● **Challenge**
Copy every line of the records below that holds the word "this".

-----

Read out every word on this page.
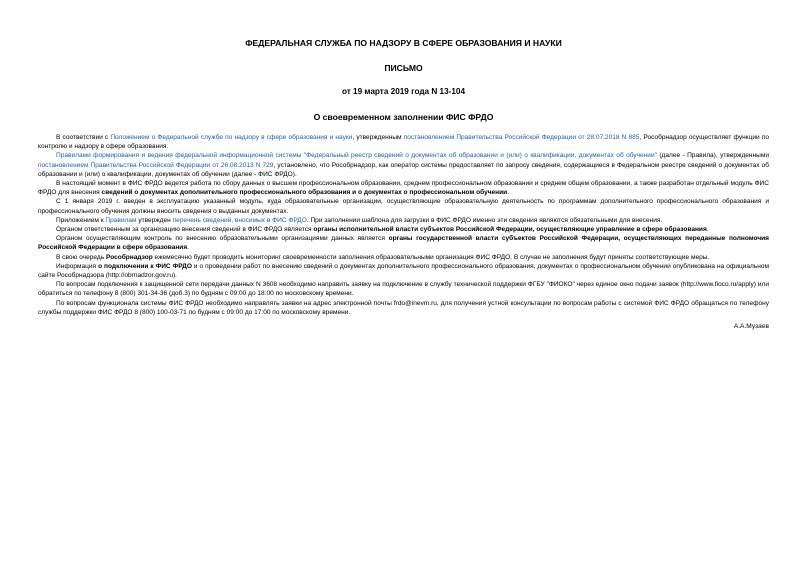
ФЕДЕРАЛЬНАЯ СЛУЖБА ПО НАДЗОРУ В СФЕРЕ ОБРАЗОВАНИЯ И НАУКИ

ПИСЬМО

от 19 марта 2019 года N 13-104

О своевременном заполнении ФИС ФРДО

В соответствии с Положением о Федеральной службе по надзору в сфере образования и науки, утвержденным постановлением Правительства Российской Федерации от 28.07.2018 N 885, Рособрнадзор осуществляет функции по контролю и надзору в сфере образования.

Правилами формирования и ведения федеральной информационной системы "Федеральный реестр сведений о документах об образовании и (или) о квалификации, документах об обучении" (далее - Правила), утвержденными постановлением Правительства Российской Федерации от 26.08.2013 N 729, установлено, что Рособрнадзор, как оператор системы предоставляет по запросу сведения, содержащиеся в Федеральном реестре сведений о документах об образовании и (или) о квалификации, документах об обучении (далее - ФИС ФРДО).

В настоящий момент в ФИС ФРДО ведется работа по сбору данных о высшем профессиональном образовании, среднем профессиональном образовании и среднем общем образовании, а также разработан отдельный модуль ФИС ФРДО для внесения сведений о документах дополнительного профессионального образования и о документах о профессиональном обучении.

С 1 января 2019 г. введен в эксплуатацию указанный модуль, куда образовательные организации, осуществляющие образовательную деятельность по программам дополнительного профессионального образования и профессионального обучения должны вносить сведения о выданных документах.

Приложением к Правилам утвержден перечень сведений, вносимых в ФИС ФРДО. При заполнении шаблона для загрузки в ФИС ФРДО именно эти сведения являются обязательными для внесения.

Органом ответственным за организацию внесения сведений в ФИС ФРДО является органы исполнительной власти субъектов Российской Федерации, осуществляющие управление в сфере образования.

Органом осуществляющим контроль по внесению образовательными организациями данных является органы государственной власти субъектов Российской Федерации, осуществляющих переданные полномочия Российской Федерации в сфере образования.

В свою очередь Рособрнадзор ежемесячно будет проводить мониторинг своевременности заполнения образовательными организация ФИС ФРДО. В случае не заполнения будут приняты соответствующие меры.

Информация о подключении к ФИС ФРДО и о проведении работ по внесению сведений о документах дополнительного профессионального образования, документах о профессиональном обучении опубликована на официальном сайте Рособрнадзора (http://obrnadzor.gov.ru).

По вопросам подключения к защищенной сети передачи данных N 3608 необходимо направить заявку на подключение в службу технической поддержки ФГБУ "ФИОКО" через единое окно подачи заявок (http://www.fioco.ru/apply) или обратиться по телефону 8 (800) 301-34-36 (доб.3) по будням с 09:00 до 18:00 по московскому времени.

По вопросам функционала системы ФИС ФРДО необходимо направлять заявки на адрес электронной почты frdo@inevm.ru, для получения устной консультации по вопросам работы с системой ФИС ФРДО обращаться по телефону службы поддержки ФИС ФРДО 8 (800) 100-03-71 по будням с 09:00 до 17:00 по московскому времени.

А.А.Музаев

-----

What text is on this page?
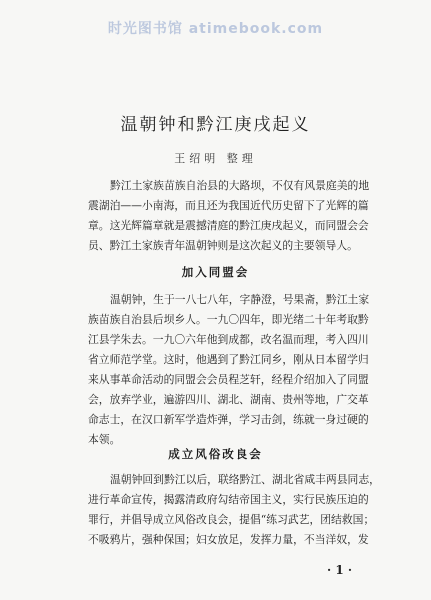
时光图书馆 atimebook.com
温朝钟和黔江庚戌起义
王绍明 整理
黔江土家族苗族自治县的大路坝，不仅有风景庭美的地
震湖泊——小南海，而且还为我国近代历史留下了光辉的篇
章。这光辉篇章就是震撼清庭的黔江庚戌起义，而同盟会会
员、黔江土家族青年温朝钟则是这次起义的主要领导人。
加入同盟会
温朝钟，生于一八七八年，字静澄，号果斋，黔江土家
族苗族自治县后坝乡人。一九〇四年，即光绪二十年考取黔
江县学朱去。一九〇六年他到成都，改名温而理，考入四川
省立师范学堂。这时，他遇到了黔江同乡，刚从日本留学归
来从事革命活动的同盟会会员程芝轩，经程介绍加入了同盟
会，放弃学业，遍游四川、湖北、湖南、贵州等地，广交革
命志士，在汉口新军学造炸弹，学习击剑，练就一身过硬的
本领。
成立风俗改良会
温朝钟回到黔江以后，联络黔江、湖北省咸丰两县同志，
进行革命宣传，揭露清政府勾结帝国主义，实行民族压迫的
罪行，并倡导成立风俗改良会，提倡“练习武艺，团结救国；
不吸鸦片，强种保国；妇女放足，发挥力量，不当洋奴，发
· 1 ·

-----

● **Task output**
Read out every word on this page.
What text is on this page?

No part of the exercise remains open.